**What the task requires:** Return the whole listing, line for line, without the pictures in it.

--- start Input ---

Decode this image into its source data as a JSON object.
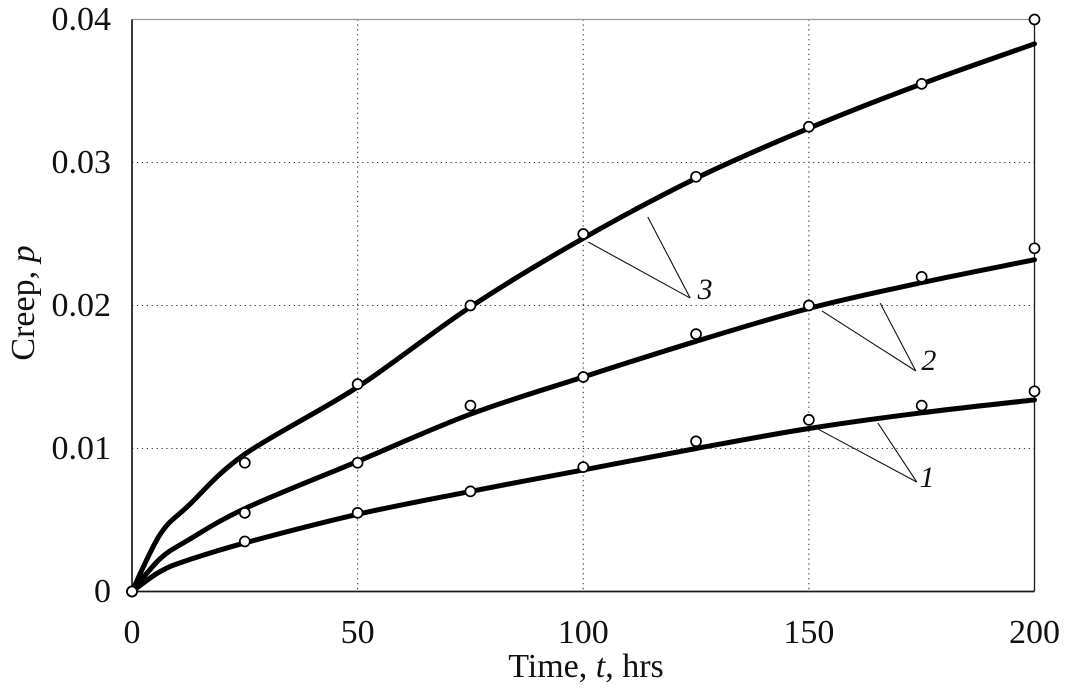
{
  "chart_data": {
    "type": "line",
    "title": "",
    "xlabel": "Time, t, hrs",
    "ylabel": "Creep, p",
    "xlabel_parts": {
      "prefix": "Time, ",
      "symbol": "t",
      "suffix": ", hrs"
    },
    "ylabel_parts": {
      "prefix": "Creep, ",
      "symbol": "p"
    },
    "xlim": [
      0,
      200
    ],
    "ylim": [
      0,
      0.04
    ],
    "x_ticks": [
      0,
      50,
      100,
      150,
      200
    ],
    "x_tick_labels": [
      "0",
      "50",
      "100",
      "150",
      "200"
    ],
    "y_ticks": [
      0,
      0.01,
      0.02,
      0.03,
      0.04
    ],
    "y_tick_labels": [
      "0",
      "0.01",
      "0.02",
      "0.03",
      "0.04"
    ],
    "grid": "dotted",
    "legend_position": "none",
    "marker": "open-circle",
    "curve_color": "#000000",
    "grid_color": "#3a3a3a",
    "frame_color": "#1a1a1a",
    "x_points": [
      0,
      25,
      50,
      75,
      100,
      125,
      150,
      175,
      200
    ],
    "series": [
      {
        "name": "1",
        "points": [
          0,
          0.0035,
          0.0055,
          0.007,
          0.0087,
          0.0105,
          0.012,
          0.013,
          0.014
        ],
        "fit_t": [
          0,
          6.25,
          12.5,
          25,
          50,
          75,
          100,
          125,
          150,
          175,
          200
        ],
        "fit_p": [
          0,
          0.0014,
          0.0022,
          0.0034,
          0.0054,
          0.007,
          0.0085,
          0.01,
          0.0114,
          0.0125,
          0.0134
        ]
      },
      {
        "name": "2",
        "points": [
          0,
          0.0055,
          0.009,
          0.013,
          0.015,
          0.018,
          0.02,
          0.022,
          0.024
        ],
        "fit_t": [
          0,
          6.25,
          12.5,
          25,
          50,
          75,
          100,
          125,
          150,
          175,
          200
        ],
        "fit_p": [
          0,
          0.0023,
          0.0036,
          0.0058,
          0.0091,
          0.0124,
          0.015,
          0.0175,
          0.0198,
          0.0216,
          0.0232
        ]
      },
      {
        "name": "3",
        "points": [
          0,
          0.009,
          0.0145,
          0.02,
          0.025,
          0.029,
          0.0325,
          0.0355,
          0.04
        ],
        "fit_t": [
          0,
          6.25,
          12.5,
          25,
          50,
          75,
          100,
          125,
          150,
          175,
          200
        ],
        "fit_p": [
          0,
          0.004,
          0.006,
          0.0096,
          0.0143,
          0.0199,
          0.0247,
          0.0289,
          0.0324,
          0.0355,
          0.0383
        ]
      }
    ],
    "annotations": [
      {
        "label": "1",
        "x": 176.2,
        "y": 0.00794,
        "apex": [
          173.9,
          0.00766
        ],
        "targets": [
          [
            165.3,
            0.01178
          ],
          [
            151.6,
            0.01143
          ]
        ]
      },
      {
        "label": "2",
        "x": 176.6,
        "y": 0.01612,
        "apex": [
          173.7,
          0.01542
        ],
        "targets": [
          [
            165.8,
            0.02017
          ],
          [
            152.9,
            0.01962
          ]
        ]
      },
      {
        "label": "3",
        "x": 127.0,
        "y": 0.02108,
        "apex": [
          123.7,
          0.02052
        ],
        "targets": [
          [
            114.3,
            0.02619
          ],
          [
            101.1,
            0.02444
          ]
        ]
      }
    ]
  }
}
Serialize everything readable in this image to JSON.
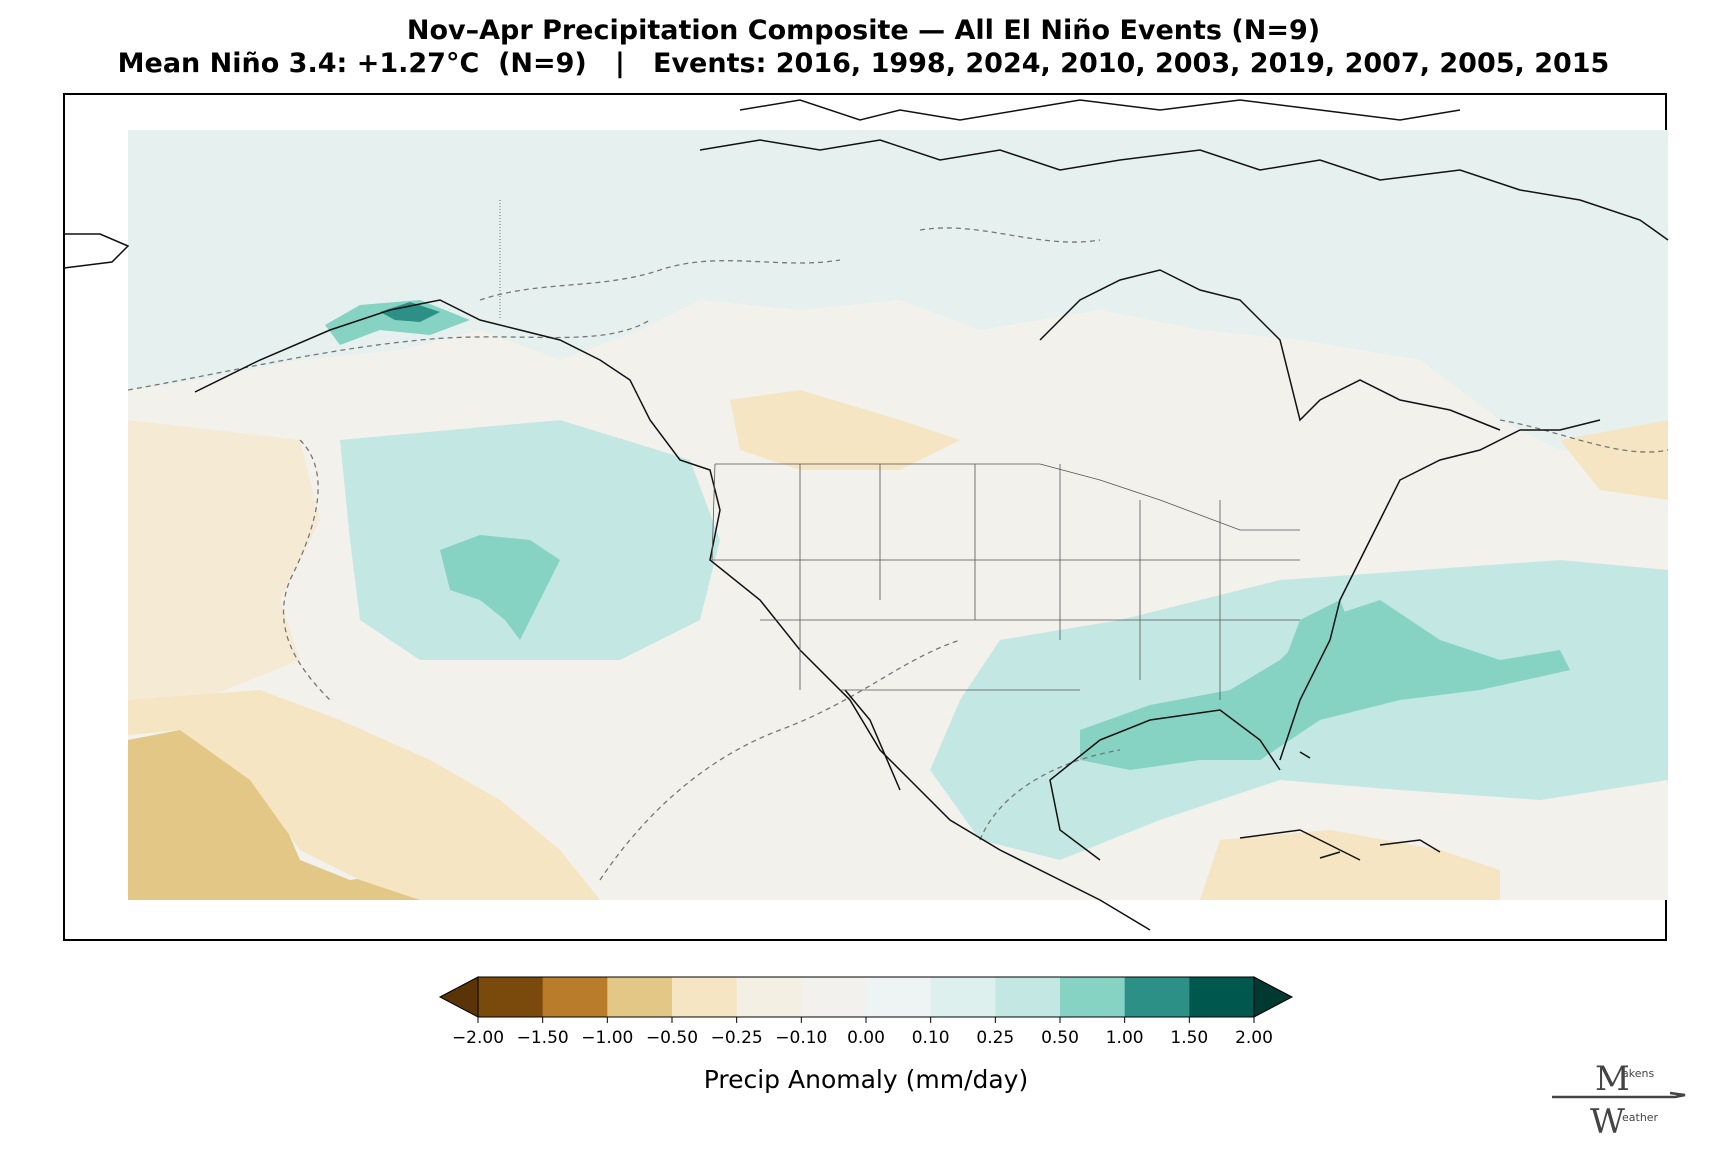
{
  "title": {
    "line1": "Nov–Apr Precipitation Composite — All El Niño Events (N=9)",
    "line2": "Mean Niño 3.4: +1.27°C  (N=9)   |   Events: 2016, 1998, 2024, 2010, 2003, 2019, 2007, 2005, 2015"
  },
  "colorbar": {
    "label": "Precip Anomaly (mm/day)",
    "ticks": [
      "−2.00",
      "−1.50",
      "−1.00",
      "−0.50",
      "−0.25",
      "−0.10",
      "0.00",
      "0.10",
      "0.25",
      "0.50",
      "1.00",
      "1.50",
      "2.00"
    ],
    "colors": [
      "#7a4a0c",
      "#b87c2a",
      "#e2c787",
      "#f5e5c2",
      "#f4efe3",
      "#f2f1ee",
      "#eef3f3",
      "#ddf0ee",
      "#c3e8e3",
      "#86d2c3",
      "#2c9087",
      "#00574d"
    ],
    "extend_low_color": "#5a3407",
    "extend_high_color": "#00392f"
  },
  "logo": {
    "line1_initial": "M",
    "line1_rest": "akens",
    "line2_initial": "W",
    "line2_rest": "eather"
  },
  "map": {
    "background_color": "#f3f1ec",
    "land_border_color": "#111111",
    "contour_style": "dashed-gray"
  }
}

--- end Input ---

**Answer in full:**
Decode this image into its source data as a JSON object.
{
  "chart_data": {
    "type": "line",
    "title": "",
    "xlabel": "Time, t, hrs",
    "ylabel": "Creep, p",
    "xlabel_parts": {
      "prefix": "Time, ",
      "symbol": "t",
      "suffix": ", hrs"
    },
    "ylabel_parts": {
      "prefix": "Creep, ",
      "symbol": "p"
    },
    "xlim": [
      0,
      200
    ],
    "ylim": [
      0,
      0.04
    ],
    "x_ticks": [
      0,
      50,
      100,
      150,
      200
    ],
    "x_tick_labels": [
      "0",
      "50",
      "100",
      "150",
      "200"
    ],
    "y_ticks": [
      0,
      0.01,
      0.02,
      0.03,
      0.04
    ],
    "y_tick_labels": [
      "0",
      "0.01",
      "0.02",
      "0.03",
      "0.04"
    ],
    "grid": "dotted",
    "legend_position": "none",
    "marker": "open-circle",
    "curve_color": "#000000",
    "grid_color": "#3a3a3a",
    "frame_color": "#1a1a1a",
    "x_points": [
      0,
      25,
      50,
      75,
      100,
      125,
      150,
      175,
      200
    ],
    "series": [
      {
        "name": "1",
        "points": [
          0,
          0.0035,
          0.0055,
          0.007,
          0.0087,
          0.0105,
          0.012,
          0.013,
          0.014
        ],
        "fit_t": [
          0,
          6.25,
          12.5,
          25,
          50,
          75,
          100,
          125,
          150,
          175,
          200
        ],
        "fit_p": [
          0,
          0.0014,
          0.0022,
          0.0034,
          0.0054,
          0.007,
          0.0085,
          0.01,
          0.0114,
          0.0125,
          0.0134
        ]
      },
      {
        "name": "2",
        "points": [
          0,
          0.0055,
          0.009,
          0.013,
          0.015,
          0.018,
          0.02,
          0.022,
          0.024
        ],
        "fit_t": [
          0,
          6.25,
          12.5,
          25,
          50,
          75,
          100,
          125,
          150,
          175,
          200
        ],
        "fit_p": [
          0,
          0.0023,
          0.0036,
          0.0058,
          0.0091,
          0.0124,
          0.015,
          0.0175,
          0.0198,
          0.0216,
          0.0232
        ]
      },
      {
        "name": "3",
        "points": [
          0,
          0.009,
          0.0145,
          0.02,
          0.025,
          0.029,
          0.0325,
          0.0355,
          0.04
        ],
        "fit_t": [
          0,
          6.25,
          12.5,
          25,
          50,
          75,
          100,
          125,
          150,
          175,
          200
        ],
        "fit_p": [
          0,
          0.004,
          0.006,
          0.0096,
          0.0143,
          0.0199,
          0.0247,
          0.0289,
          0.0324,
          0.0355,
          0.0383
        ]
      }
    ],
    "annotations": [
      {
        "label": "1",
        "x": 176.2,
        "y": 0.00794,
        "apex": [
          173.9,
          0.00766
        ],
        "targets": [
          [
            165.3,
            0.01178
          ],
          [
            151.6,
            0.01143
          ]
        ]
      },
      {
        "label": "2",
        "x": 176.6,
        "y": 0.01612,
        "apex": [
          173.7,
          0.01542
        ],
        "targets": [
          [
            165.8,
            0.02017
          ],
          [
            152.9,
            0.01962
          ]
        ]
      },
      {
        "label": "3",
        "x": 127.0,
        "y": 0.02108,
        "apex": [
          123.7,
          0.02052
        ],
        "targets": [
          [
            114.3,
            0.02619
          ],
          [
            101.1,
            0.02444
          ]
        ]
      }
    ]
  }
}
Serialize everything readable in this image to JSON.
{
  "title": {
    "line1": "Nov–Apr Precipitation Composite — All El Niño Events (N=9)",
    "line2": "Mean Niño 3.4: +1.27°C  (N=9)   |   Events: 2016, 1998, 2024, 2010, 2003, 2019, 2007, 2005, 2015"
  },
  "colorbar": {
    "label": "Precip Anomaly (mm/day)",
    "ticks": [
      "−2.00",
      "−1.50",
      "−1.00",
      "−0.50",
      "−0.25",
      "−0.10",
      "0.00",
      "0.10",
      "0.25",
      "0.50",
      "1.00",
      "1.50",
      "2.00"
    ],
    "colors": [
      "#7a4a0c",
      "#b87c2a",
      "#e2c787",
      "#f5e5c2",
      "#f4efe3",
      "#f2f1ee",
      "#eef3f3",
      "#ddf0ee",
      "#c3e8e3",
      "#86d2c3",
      "#2c9087",
      "#00574d"
    ],
    "extend_low_color": "#5a3407",
    "extend_high_color": "#00392f"
  },
  "logo": {
    "line1_initial": "M",
    "line1_rest": "akens",
    "line2_initial": "W",
    "line2_rest": "eather"
  },
  "map": {
    "background_color": "#f3f1ec",
    "land_border_color": "#111111",
    "contour_style": "dashed-gray"
  }
}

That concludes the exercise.